--- Start of Dataset entries ---

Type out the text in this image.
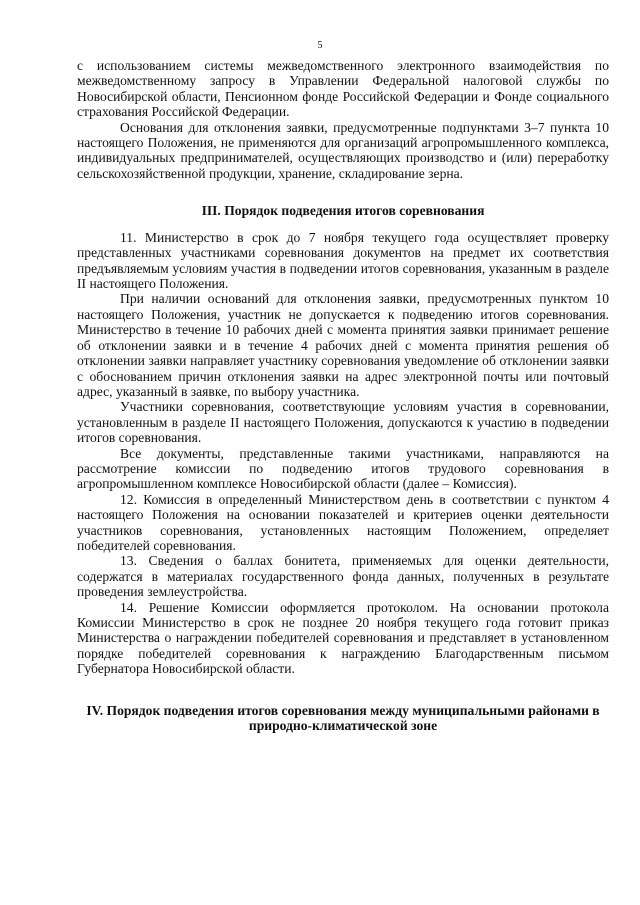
5

с использованием системы межведомственного электронного взаимодействия по межведомственному запросу в Управлении Федеральной налоговой службы по Новосибирской области, Пенсионном фонде Российской Федерации и Фонде социального страхования Российской Федерации.

Основания для отклонения заявки, предусмотренные подпунктами 3–7 пункта 10 настоящего Положения, не применяются для организаций агропромышленного комплекса, индивидуальных предпринимателей, осуществляющих производство и (или) переработку сельскохозяйственной продукции, хранение, складирование зерна.

III. Порядок подведения итогов соревнования

11. Министерство в срок до 7 ноября текущего года осуществляет проверку представленных участниками соревнования документов на предмет их соответствия предъявляемым условиям участия в подведении итогов соревнования, указанным в разделе II настоящего Положения.

При наличии оснований для отклонения заявки, предусмотренных пунктом 10 настоящего Положения, участник не допускается к подведению итогов соревнования. Министерство в течение 10 рабочих дней с момента принятия заявки принимает решение об отклонении заявки и в течение 4 рабочих дней с момента принятия решения об отклонении заявки направляет участнику соревнования уведомление об отклонении заявки с обоснованием причин отклонения заявки на адрес электронной почты или почтовый адрес, указанный в заявке, по выбору участника.

Участники соревнования, соответствующие условиям участия в соревновании, установленным в разделе II настоящего Положения, допускаются к участию в подведении итогов соревнования.

Все документы, представленные такими участниками, направляются на рассмотрение комиссии по подведению итогов трудового соревнования в агропромышленном комплексе Новосибирской области (далее – Комиссия).

12. Комиссия в определенный Министерством день в соответствии с пунктом 4 настоящего Положения на основании показателей и критериев оценки деятельности участников соревнования, установленных настоящим Положением, определяет победителей соревнования.

13. Сведения о баллах бонитета, применяемых для оценки деятельности, содержатся в материалах государственного фонда данных, полученных в результате проведения землеустройства.

14. Решение Комиссии оформляется протоколом. На основании протокола Комиссии Министерство в срок не позднее 20 ноября текущего года готовит приказ Министерства о награждении победителей соревнования и представляет в установленном порядке победителей соревнования к награждению Благодарственным письмом Губернатора Новосибирской области.

IV. Порядок подведения итогов соревнования между муниципальными районами в природно-климатической зоне
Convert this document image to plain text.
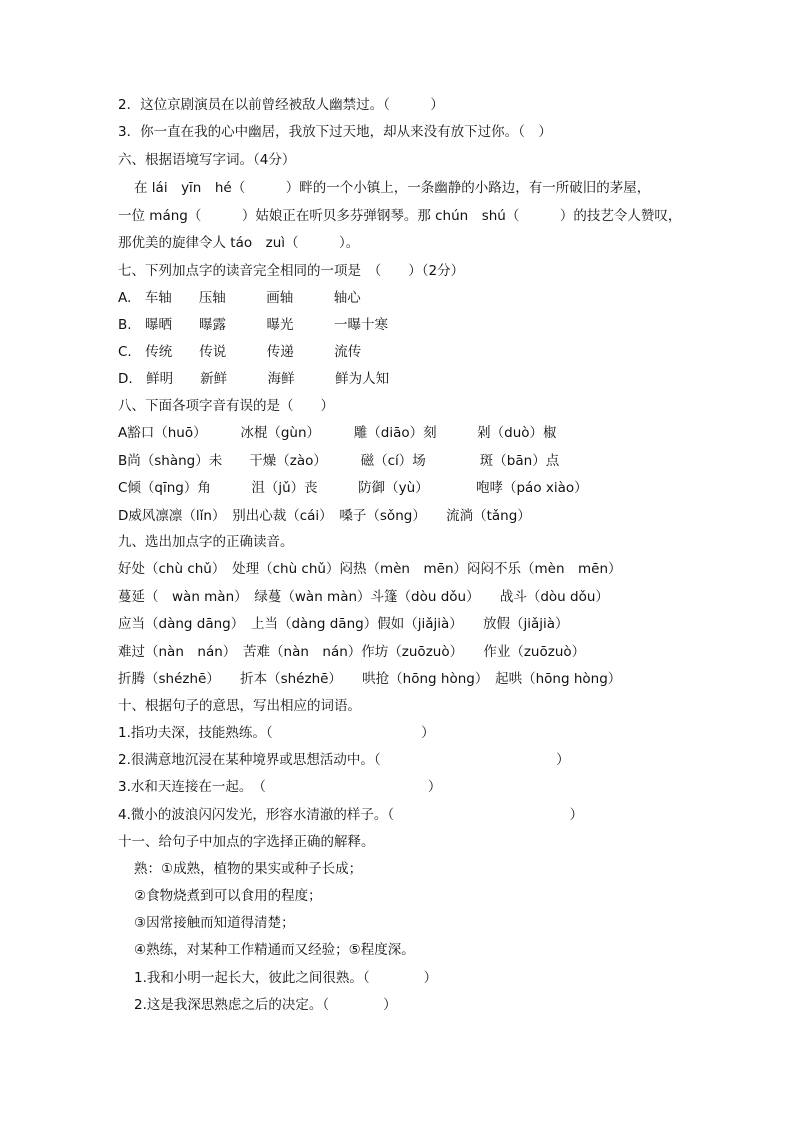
2．这位京剧演员在以前曾经被敌人幽禁过。（　　　）

3．你一直在我的心中幽居，我放下过天地，却从来没有放下过你。（　）

六、根据语境写字词。（4分）

在 lái　yīn　hé（　　　）畔的一个小镇上，一条幽静的小路边，有一所破旧的茅屋，

一位 máng（　　　）姑娘正在听贝多芬弹钢琴。那 chún　shú（　　　）的技艺令人赞叹，

那优美的旋律令人 táo　zuì（　　　）。

七、下列加点字的读音完全相同的一项是　（　　）（2分）

A.　车轴　　压轴　　　画轴　　　轴心

B.　曝晒　　曝露　　　曝光　　　一曝十寒

C.　传统　　传说　　　传递　　　流传

D.　鲜明　　新鲜　　　海鲜　　　鲜为人知

八、下面各项字音有误的是（　　）

A豁口（huō）　　　冰棍（gùn）　　　雕（diāo）刻　　　剁（duò）椒

B尚（shàng）未　　干燥（zào）　　　磁（cí）场　　　　斑（bān）点

C倾（qīng）角　　　沮（jǔ）丧　　　防御（yù）　　　　咆哮（páo xiào）

D威风凛凛（lǐn）　别出心裁（cái）　嗓子（sǒng）　　流淌（tǎng）

九、选出加点字的正确读音。

好处（chù chǔ）　处理（chù chǔ）闷热（mèn　mēn）闷闷不乐（mèn　mēn）

蔓延（　wàn màn）　绿蔓（wàn màn）斗篷（dòu dǒu）　　战斗（dòu dǒu）

应当（dàng dāng）　上当（dàng dāng）假如（jiǎjià）　　放假（jiǎjià）

难过（nàn　nán）　苦难（nàn　nán）作坊（zuōzuò）　　作业（zuōzuò）

折腾（shézhē）　　折本（shézhē）　　哄抢（hōng hòng）　起哄（hōng hòng）

十、根据句子的意思，写出相应的词语。

1.指功夫深，技能熟练。（　　　　　　　　　　　）

2.很满意地沉浸在某种境界或思想活动中。（　　　　　　　　　　　　　）

3.水和天连接在一起。　（　　　　　　　　　　　　）

4.微小的波浪闪闪发光，形容水清澈的样子。（　　　　　　　　　　　　　）

十一、给句子中加点的字选择正确的解释。

熟：①成熟，植物的果实或种子长成；

②食物烧煮到可以食用的程度；

③因常接触而知道得清楚；

④熟练，对某种工作精通而又经验；⑤程度深。

1.我和小明一起长大，彼此之间很熟。（　　　　）

2.这是我深思熟虑之后的决定。（　　　　）
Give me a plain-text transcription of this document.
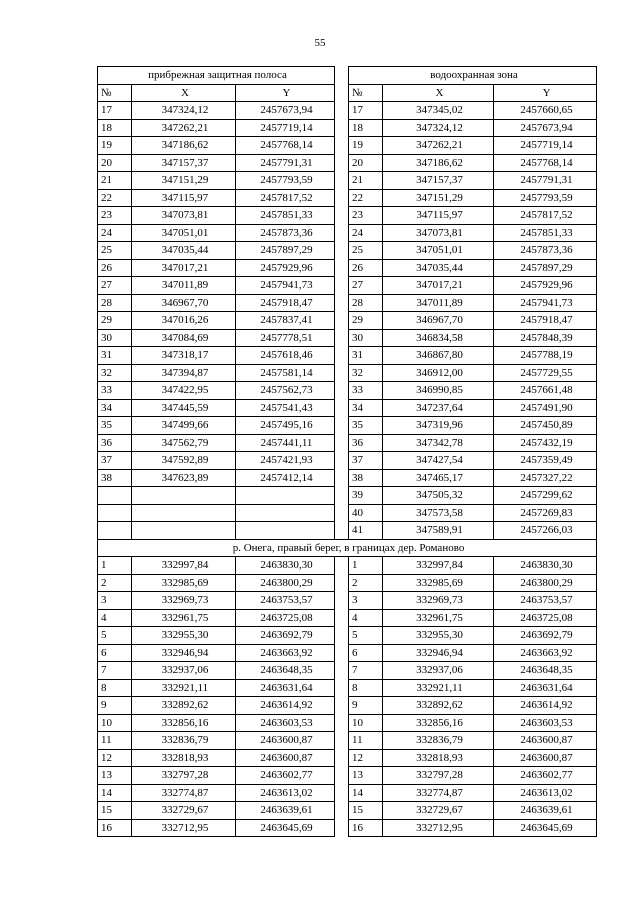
55
прибрежная защитная полоса				водоохранная зона		
№	X	Y		№	X	Y
17	347324,12	2457673,94		17	347345,02	2457660,65
18	347262,21	2457719,14		18	347324,12	2457673,94
19	347186,62	2457768,14		19	347262,21	2457719,14
20	347157,37	2457791,31		20	347186,62	2457768,14
21	347151,29	2457793,59		21	347157,37	2457791,31
22	347115,97	2457817,52		22	347151,29	2457793,59
23	347073,81	2457851,33		23	347115,97	2457817,52
24	347051,01	2457873,36		24	347073,81	2457851,33
25	347035,44	2457897,29		25	347051,01	2457873,36
26	347017,21	2457929,96		26	347035,44	2457897,29
27	347011,89	2457941,73		27	347017,21	2457929,96
28	346967,70	2457918,47		28	347011,89	2457941,73
29	347016,26	2457837,41		29	346967,70	2457918,47
30	347084,69	2457778,51		30	346834,58	2457848,39
31	347318,17	2457618,46		31	346867,80	2457788,19
32	347394,87	2457581,14		32	346912,00	2457729,55
33	347422,95	2457562,73		33	346990,85	2457661,48
34	347445,59	2457541,43		34	347237,64	2457491,90
35	347499,66	2457495,16		35	347319,96	2457450,89
36	347562,79	2457441,11		36	347342,78	2457432,19
37	347592,89	2457421,93		37	347427,54	2457359,49
38	347623,89	2457412,14		38	347465,17	2457327,22
				39	347505,32	2457299,62
				40	347573,58	2457269,83
				41	347589,91	2457266,03
р. Онега, правый берег, в границах дер. Романово						
1	332997,84	2463830,30		1	332997,84	2463830,30
2	332985,69	2463800,29		2	332985,69	2463800,29
3	332969,73	2463753,57		3	332969,73	2463753,57
4	332961,75	2463725,08		4	332961,75	2463725,08
5	332955,30	2463692,79		5	332955,30	2463692,79
6	332946,94	2463663,92		6	332946,94	2463663,92
7	332937,06	2463648,35		7	332937,06	2463648,35
8	332921,11	2463631,64		8	332921,11	2463631,64
9	332892,62	2463614,92		9	332892,62	2463614,92
10	332856,16	2463603,53		10	332856,16	2463603,53
11	332836,79	2463600,87		11	332836,79	2463600,87
12	332818,93	2463600,87		12	332818,93	2463600,87
13	332797,28	2463602,77		13	332797,28	2463602,77
14	332774,87	2463613,02		14	332774,87	2463613,02
15	332729,67	2463639,61		15	332729,67	2463639,61
16	332712,95	2463645,69		16	332712,95	2463645,69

--- End of Dataset entries ---

Omit all pictures while transcribing the entries verbatim.

--- Worked answer ---
Type out the text in this image.
5

с использованием системы межведомственного электронного взаимодействия по межведомственному запросу в Управлении Федеральной налоговой службы по Новосибирской области, Пенсионном фонде Российской Федерации и Фонде социального страхования Российской Федерации.

Основания для отклонения заявки, предусмотренные подпунктами 3–7 пункта 10 настоящего Положения, не применяются для организаций агропромышленного комплекса, индивидуальных предпринимателей, осуществляющих производство и (или) переработку сельскохозяйственной продукции, хранение, складирование зерна.

III. Порядок подведения итогов соревнования

11. Министерство в срок до 7 ноября текущего года осуществляет проверку представленных участниками соревнования документов на предмет их соответствия предъявляемым условиям участия в подведении итогов соревнования, указанным в разделе II настоящего Положения.

При наличии оснований для отклонения заявки, предусмотренных пунктом 10 настоящего Положения, участник не допускается к подведению итогов соревнования. Министерство в течение 10 рабочих дней с момента принятия заявки принимает решение об отклонении заявки и в течение 4 рабочих дней с момента принятия решения об отклонении заявки направляет участнику соревнования уведомление об отклонении заявки с обоснованием причин отклонения заявки на адрес электронной почты или почтовый адрес, указанный в заявке, по выбору участника.

Участники соревнования, соответствующие условиям участия в соревновании, установленным в разделе II настоящего Положения, допускаются к участию в подведении итогов соревнования.

Все документы, представленные такими участниками, направляются на рассмотрение комиссии по подведению итогов трудового соревнования в агропромышленном комплексе Новосибирской области (далее – Комиссия).

12. Комиссия в определенный Министерством день в соответствии с пунктом 4 настоящего Положения на основании показателей и критериев оценки деятельности участников соревнования, установленных настоящим Положением, определяет победителей соревнования.

13. Сведения о баллах бонитета, применяемых для оценки деятельности, содержатся в материалах государственного фонда данных, полученных в результате проведения землеустройства.

14. Решение Комиссии оформляется протоколом. На основании протокола Комиссии Министерство в срок не позднее 20 ноября текущего года готовит приказ Министерства о награждении победителей соревнования и представляет в установленном порядке победителей соревнования к награждению Благодарственным письмом Губернатора Новосибирской области.

IV. Порядок подведения итогов соревнования между муниципальными районами в природно-климатической зоне
Convert this document image to plain text.
2．这位京剧演员在以前曾经被敌人幽禁过。（　　　）

3．你一直在我的心中幽居，我放下过天地，却从来没有放下过你。（　）

六、根据语境写字词。（4分）

在 lái　yīn　hé（　　　）畔的一个小镇上，一条幽静的小路边，有一所破旧的茅屋，

一位 máng（　　　）姑娘正在听贝多芬弹钢琴。那 chún　shú（　　　）的技艺令人赞叹，

那优美的旋律令人 táo　zuì（　　　）。

七、下列加点字的读音完全相同的一项是　（　　）（2分）

A.　车轴　　压轴　　　画轴　　　轴心

B.　曝晒　　曝露　　　曝光　　　一曝十寒

C.　传统　　传说　　　传递　　　流传

D.　鲜明　　新鲜　　　海鲜　　　鲜为人知

八、下面各项字音有误的是（　　）

A豁口（huō）　　　冰棍（gùn）　　　雕（diāo）刻　　　剁（duò）椒

B尚（shàng）未　　干燥（zào）　　　磁（cí）场　　　　斑（bān）点

C倾（qīng）角　　　沮（jǔ）丧　　　防御（yù）　　　　咆哮（páo xiào）

D威风凛凛（lǐn）　别出心裁（cái）　嗓子（sǒng）　　流淌（tǎng）

九、选出加点字的正确读音。

好处（chù chǔ）　处理（chù chǔ）闷热（mèn　mēn）闷闷不乐（mèn　mēn）

蔓延（　wàn màn）　绿蔓（wàn màn）斗篷（dòu dǒu）　　战斗（dòu dǒu）

应当（dàng dāng）　上当（dàng dāng）假如（jiǎjià）　　放假（jiǎjià）

难过（nàn　nán）　苦难（nàn　nán）作坊（zuōzuò）　　作业（zuōzuò）

折腾（shézhē）　　折本（shézhē）　　哄抢（hōng hòng）　起哄（hōng hòng）

十、根据句子的意思，写出相应的词语。

1.指功夫深，技能熟练。（　　　　　　　　　　　）

2.很满意地沉浸在某种境界或思想活动中。（　　　　　　　　　　　　　）

3.水和天连接在一起。　（　　　　　　　　　　　　）

4.微小的波浪闪闪发光，形容水清澈的样子。（　　　　　　　　　　　　　）

十一、给句子中加点的字选择正确的解释。

熟：①成熟，植物的果实或种子长成；

②食物烧煮到可以食用的程度；

③因常接触而知道得清楚；

④熟练，对某种工作精通而又经验；⑤程度深。

1.我和小明一起长大，彼此之间很熟。（　　　　）

2.这是我深思熟虑之后的决定。（　　　　）
Give me a plain-text transcription of this document.
55
прибрежная защитная полоса				водоохранная зона		
№	X	Y		№	X	Y
17	347324,12	2457673,94		17	347345,02	2457660,65
18	347262,21	2457719,14		18	347324,12	2457673,94
19	347186,62	2457768,14		19	347262,21	2457719,14
20	347157,37	2457791,31		20	347186,62	2457768,14
21	347151,29	2457793,59		21	347157,37	2457791,31
22	347115,97	2457817,52		22	347151,29	2457793,59
23	347073,81	2457851,33		23	347115,97	2457817,52
24	347051,01	2457873,36		24	347073,81	2457851,33
25	347035,44	2457897,29		25	347051,01	2457873,36
26	347017,21	2457929,96		26	347035,44	2457897,29
27	347011,89	2457941,73		27	347017,21	2457929,96
28	346967,70	2457918,47		28	347011,89	2457941,73
29	347016,26	2457837,41		29	346967,70	2457918,47
30	347084,69	2457778,51		30	346834,58	2457848,39
31	347318,17	2457618,46		31	346867,80	2457788,19
32	347394,87	2457581,14		32	346912,00	2457729,55
33	347422,95	2457562,73		33	346990,85	2457661,48
34	347445,59	2457541,43		34	347237,64	2457491,90
35	347499,66	2457495,16		35	347319,96	2457450,89
36	347562,79	2457441,11		36	347342,78	2457432,19
37	347592,89	2457421,93		37	347427,54	2457359,49
38	347623,89	2457412,14		38	347465,17	2457327,22
				39	347505,32	2457299,62
				40	347573,58	2457269,83
				41	347589,91	2457266,03
р. Онега, правый берег, в границах дер. Романово						
1	332997,84	2463830,30		1	332997,84	2463830,30
2	332985,69	2463800,29		2	332985,69	2463800,29
3	332969,73	2463753,57		3	332969,73	2463753,57
4	332961,75	2463725,08		4	332961,75	2463725,08
5	332955,30	2463692,79		5	332955,30	2463692,79
6	332946,94	2463663,92		6	332946,94	2463663,92
7	332937,06	2463648,35		7	332937,06	2463648,35
8	332921,11	2463631,64		8	332921,11	2463631,64
9	332892,62	2463614,92		9	332892,62	2463614,92
10	332856,16	2463603,53		10	332856,16	2463603,53
11	332836,79	2463600,87		11	332836,79	2463600,87
12	332818,93	2463600,87		12	332818,93	2463600,87
13	332797,28	2463602,77		13	332797,28	2463602,77
14	332774,87	2463613,02		14	332774,87	2463613,02
15	332729,67	2463639,61		15	332729,67	2463639,61
16	332712,95	2463645,69		16	332712,95	2463645,69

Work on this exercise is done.